_EXERCISE TASKS:_
(1) Answer these questions from the meta-analysis methods passage.
(a) Who extracted the data?
(b) Which software and version were used for the meta-analytic synthesis?
(c) What I2 value represents moderate variance?
(2) Translate this sentence from the meta-analysis methods passage into Spanish: "Discrepancies were resolved through discussion between the two coders."
(3) Continue the meta-analysis methods passage from the point where it stops.

_SOURCE PASSAGE:_
◆ ◆ ◆ ◆ ◆ ◆ ◆

Data were extracted by two independent coders (JMD and PAG) using piloted forms. Inter-rater reliability was excellent for categorical variables (88% agreement) and continuous variables (median intraclass correlation coefficient = 0.98). Discrepancies were resolved through discussion between the two coders.
Data Synthesis
Meta-analytic synthesis was conducted using the Comprehensive Meta-Analysis (CMA) software, version 3.0 [35]. A random effects model was estimated in all analyses under the assumption that there was variation in the observed effect sizes due to between-study heterogeneity [35]. Between-study heterogeneity was estimated with two statistical indices. First, the Q-statistic is a null hypothesis significance test of the presence of heterogeneity across studies [32]. Second, the I2 statistic represents the extent to which heterogeneity exists across studies (i.e., percentage of total between-study variability), with 25%, 50%, and 75% representing low, moderate, and high variance, respectively [35, 38].

◆ ◆ ◆ ◆ ◆ ◆ ◆

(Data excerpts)

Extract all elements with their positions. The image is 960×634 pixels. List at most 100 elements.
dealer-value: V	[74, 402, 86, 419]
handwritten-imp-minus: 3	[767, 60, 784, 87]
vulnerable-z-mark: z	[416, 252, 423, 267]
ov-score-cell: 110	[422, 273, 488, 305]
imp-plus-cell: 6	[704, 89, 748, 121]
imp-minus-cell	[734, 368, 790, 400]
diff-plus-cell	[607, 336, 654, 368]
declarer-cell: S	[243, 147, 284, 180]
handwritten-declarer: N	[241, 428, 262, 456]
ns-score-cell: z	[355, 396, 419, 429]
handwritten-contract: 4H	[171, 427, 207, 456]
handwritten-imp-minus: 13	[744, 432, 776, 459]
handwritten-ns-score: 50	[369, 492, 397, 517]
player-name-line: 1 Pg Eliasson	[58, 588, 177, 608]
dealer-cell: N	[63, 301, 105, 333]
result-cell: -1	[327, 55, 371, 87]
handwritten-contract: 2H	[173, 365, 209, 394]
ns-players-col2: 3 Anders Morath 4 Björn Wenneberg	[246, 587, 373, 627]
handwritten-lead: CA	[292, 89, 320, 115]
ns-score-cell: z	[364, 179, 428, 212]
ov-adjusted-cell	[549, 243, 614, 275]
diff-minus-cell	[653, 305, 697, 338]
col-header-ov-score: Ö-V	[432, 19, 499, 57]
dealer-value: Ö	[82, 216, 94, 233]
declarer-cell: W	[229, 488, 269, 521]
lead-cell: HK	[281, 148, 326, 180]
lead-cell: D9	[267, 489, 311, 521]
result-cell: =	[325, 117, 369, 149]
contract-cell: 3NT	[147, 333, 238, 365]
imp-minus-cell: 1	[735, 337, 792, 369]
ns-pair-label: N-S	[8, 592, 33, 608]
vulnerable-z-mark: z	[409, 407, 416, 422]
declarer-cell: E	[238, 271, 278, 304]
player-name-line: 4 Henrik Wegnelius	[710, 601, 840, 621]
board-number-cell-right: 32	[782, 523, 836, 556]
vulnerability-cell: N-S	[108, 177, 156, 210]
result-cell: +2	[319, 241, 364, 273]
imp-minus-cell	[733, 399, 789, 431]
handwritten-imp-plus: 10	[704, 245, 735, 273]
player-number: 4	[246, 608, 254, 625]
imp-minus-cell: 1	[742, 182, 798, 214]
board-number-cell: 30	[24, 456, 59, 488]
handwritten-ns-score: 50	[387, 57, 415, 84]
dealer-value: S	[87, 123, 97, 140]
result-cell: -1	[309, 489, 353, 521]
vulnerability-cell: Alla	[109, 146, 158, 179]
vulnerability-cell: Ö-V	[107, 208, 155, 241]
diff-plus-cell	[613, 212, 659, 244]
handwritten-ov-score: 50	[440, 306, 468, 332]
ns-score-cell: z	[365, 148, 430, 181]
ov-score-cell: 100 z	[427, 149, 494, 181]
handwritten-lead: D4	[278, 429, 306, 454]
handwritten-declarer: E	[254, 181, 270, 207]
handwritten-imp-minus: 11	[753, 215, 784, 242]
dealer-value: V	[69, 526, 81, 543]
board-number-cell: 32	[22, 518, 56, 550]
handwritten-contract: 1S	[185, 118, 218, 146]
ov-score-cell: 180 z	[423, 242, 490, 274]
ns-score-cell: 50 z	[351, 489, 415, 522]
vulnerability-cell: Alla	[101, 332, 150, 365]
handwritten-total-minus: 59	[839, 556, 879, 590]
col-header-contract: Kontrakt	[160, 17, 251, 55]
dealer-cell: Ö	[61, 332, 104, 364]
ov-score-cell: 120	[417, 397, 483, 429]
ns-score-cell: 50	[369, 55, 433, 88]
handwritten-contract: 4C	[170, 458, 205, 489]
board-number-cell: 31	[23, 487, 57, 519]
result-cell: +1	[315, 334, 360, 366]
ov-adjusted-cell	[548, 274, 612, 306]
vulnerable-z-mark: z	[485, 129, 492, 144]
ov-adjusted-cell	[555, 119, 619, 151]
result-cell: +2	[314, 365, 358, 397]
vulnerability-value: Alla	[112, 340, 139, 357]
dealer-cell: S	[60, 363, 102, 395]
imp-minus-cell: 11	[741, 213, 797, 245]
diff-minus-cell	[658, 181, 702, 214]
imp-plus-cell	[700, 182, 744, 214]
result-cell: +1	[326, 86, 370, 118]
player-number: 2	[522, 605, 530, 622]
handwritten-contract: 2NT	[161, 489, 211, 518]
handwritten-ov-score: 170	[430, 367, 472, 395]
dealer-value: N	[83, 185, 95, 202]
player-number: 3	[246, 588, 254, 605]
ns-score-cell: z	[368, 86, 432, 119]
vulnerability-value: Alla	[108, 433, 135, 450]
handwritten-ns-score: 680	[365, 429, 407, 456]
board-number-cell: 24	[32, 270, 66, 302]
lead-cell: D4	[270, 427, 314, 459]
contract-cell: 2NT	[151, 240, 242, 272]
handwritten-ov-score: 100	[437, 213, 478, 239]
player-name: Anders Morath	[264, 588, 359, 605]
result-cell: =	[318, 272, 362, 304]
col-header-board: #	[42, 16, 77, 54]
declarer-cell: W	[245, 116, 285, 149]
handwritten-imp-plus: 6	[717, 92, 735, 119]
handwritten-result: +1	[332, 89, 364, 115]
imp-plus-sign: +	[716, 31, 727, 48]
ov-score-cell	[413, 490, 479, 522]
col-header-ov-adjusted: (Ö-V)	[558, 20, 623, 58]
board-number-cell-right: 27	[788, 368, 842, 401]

◆ ◆ ◆ ◆ ◆ ◆ ◆

_ANSWER SET:_
(1)
(a) Two independent coders, JMD and PAG.
(b) Comprehensive Meta-Analysis (CMA) software, version 3.0.
(c) 50%.

(2) Las discrepancias se resolvieron mediante una discusión entre los dos codificadores.

(3)
Moderation analyses.
When significant between-study heterogeneity was found, potential moderation by mean age and proportion of men in samples were examined for alcohol variables that had at least four effect sizes. Criteria for exploratory moderation analysis was implemented to insure sufficient power, consistent with a previous meta-analytic review [29]. Continuous moderators were tested through meta-regression using method-of-moments (also known as the DerSimonian and Laird method; [39]) for parameter estimation.
Publication bias.
Both funnel plot [35] and the Egger regression asymmetry test [40] were used to test potential publication bias.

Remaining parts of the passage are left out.